Work to be completed:
The data below must be copied in full and without any change.

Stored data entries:
##############################

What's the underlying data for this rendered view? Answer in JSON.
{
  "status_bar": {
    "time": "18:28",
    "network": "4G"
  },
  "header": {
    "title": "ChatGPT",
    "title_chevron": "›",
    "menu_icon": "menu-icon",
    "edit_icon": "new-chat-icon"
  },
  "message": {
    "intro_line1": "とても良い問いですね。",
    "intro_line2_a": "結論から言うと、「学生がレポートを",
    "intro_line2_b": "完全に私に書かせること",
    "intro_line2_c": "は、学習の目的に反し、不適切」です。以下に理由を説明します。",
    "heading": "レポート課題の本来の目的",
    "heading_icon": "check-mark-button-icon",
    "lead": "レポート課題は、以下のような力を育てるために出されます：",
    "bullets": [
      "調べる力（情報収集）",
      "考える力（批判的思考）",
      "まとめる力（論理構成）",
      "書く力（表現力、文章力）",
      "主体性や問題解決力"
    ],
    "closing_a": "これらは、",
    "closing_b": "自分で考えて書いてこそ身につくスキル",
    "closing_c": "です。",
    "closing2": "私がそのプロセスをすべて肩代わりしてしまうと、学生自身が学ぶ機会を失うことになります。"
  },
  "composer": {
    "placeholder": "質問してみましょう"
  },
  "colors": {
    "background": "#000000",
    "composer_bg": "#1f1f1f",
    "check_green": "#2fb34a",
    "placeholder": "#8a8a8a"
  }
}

##############################

Solution to this exercise:
What's the underlying data for this rendered view? Answer in JSON.
{
  "status_bar": {
    "time": "18:28",
    "network": "4G"
  },
  "header": {
    "title": "ChatGPT",
    "title_chevron": "›",
    "menu_icon": "menu-icon",
    "edit_icon": "new-chat-icon"
  },
  "message": {
    "intro_line1": "とても良い問いですね。",
    "intro_line2_a": "結論から言うと、「学生がレポートを",
    "intro_line2_b": "完全に私に書かせること",
    "intro_line2_c": "は、学習の目的に反し、不適切」です。以下に理由を説明します。",
    "heading": "レポート課題の本来の目的",
    "heading_icon": "check-mark-button-icon",
    "lead": "レポート課題は、以下のような力を育てるために出されます：",
    "bullets": [
      "調べる力（情報収集）",
      "考える力（批判的思考）",
      "まとめる力（論理構成）",
      "書く力（表現力、文章力）",
      "主体性や問題解決力"
    ],
    "closing_a": "これらは、",
    "closing_b": "自分で考えて書いてこそ身につくスキル",
    "closing_c": "です。",
    "closing2": "私がそのプロセスをすべて肩代わりしてしまうと、学生自身が学ぶ機会を失うことになります。"
  },
  "composer": {
    "placeholder": "質問してみましょう"
  },
  "colors": {
    "background": "#000000",
    "composer_bg": "#1f1f1f",
    "check_green": "#2fb34a",
    "placeholder": "#8a8a8a"
  }
}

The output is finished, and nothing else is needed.